In article <6129@merlin.usc.edu> kristyn@aludra.usc.edu (Kris' better half) writes:
>
>    Stupid Question time: has anyone gotten a V20 to work with the
>                          '88 AMI bios on a vanilla XT?
>
>    Somebody gave me a bios that works with the V20, but it doesnt
>    seem to want to recognize the mono card(Hercules graphic card
>    -the real thing). System boots fine, just no picture. 

Hmm, I've got a Zenith Z161 (portable - luggable) I just popped my V20
in and zingo everything goes. My Norton SI went from 1.0 to 1.8!


Now for my question:

where can I find software that uses the V20 (especially assemblers,
disassemblers and debuggers. I've verified that much of the additional
instructions are in fact the same as the 80186 so using .186 for
Tirbo assembler works fine, but I would like to be able to use the
bit field instructions without defining macros.

Btw: for those who don't know, you can call NEC and have them send a 
users manual with full instruction set description (Free!, and they
were fast - 2 days! - says something about the US-SNAIL these days)




--
Frank Filz
Center For Integrated Electronics
Rensselaer Polytechnic Institute
vicc@unix.cie.rpi.edu

rob@prism.TMC.COM (11/11/89)

 > Hmm, I've got a Zenith Z161 (portable - luggable) I just popped my V20
 > in and zingo everything goes. My Norton SI went from 1.0 to 1.8!

DATA PROVIDED:

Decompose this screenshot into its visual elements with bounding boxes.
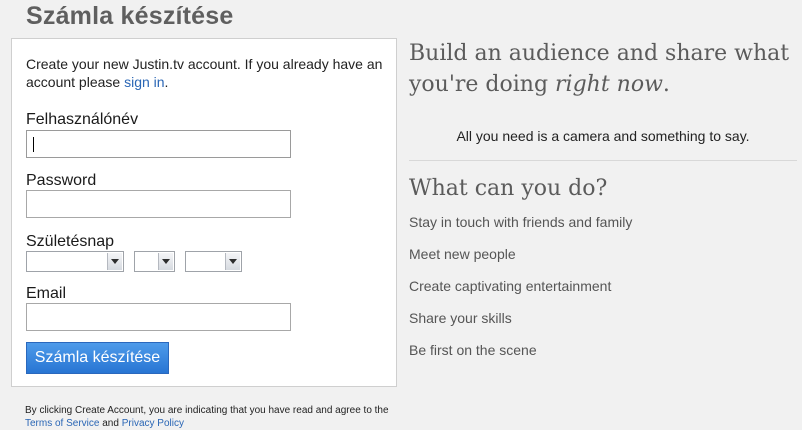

EXERCISE INSTRUCTIONS:
Please repeat the V20 post starting at "Btw: for those" and ending at "US-SNAIL these days)", swapping "users manual" for "reference guide".

FINISHED ANSWER:
Btw: for those who don't know, you can call NEC and have them send a 
reference guide with full instruction set description (Free!, and they
were fast - 2 days! - says something about the US-SNAIL these days)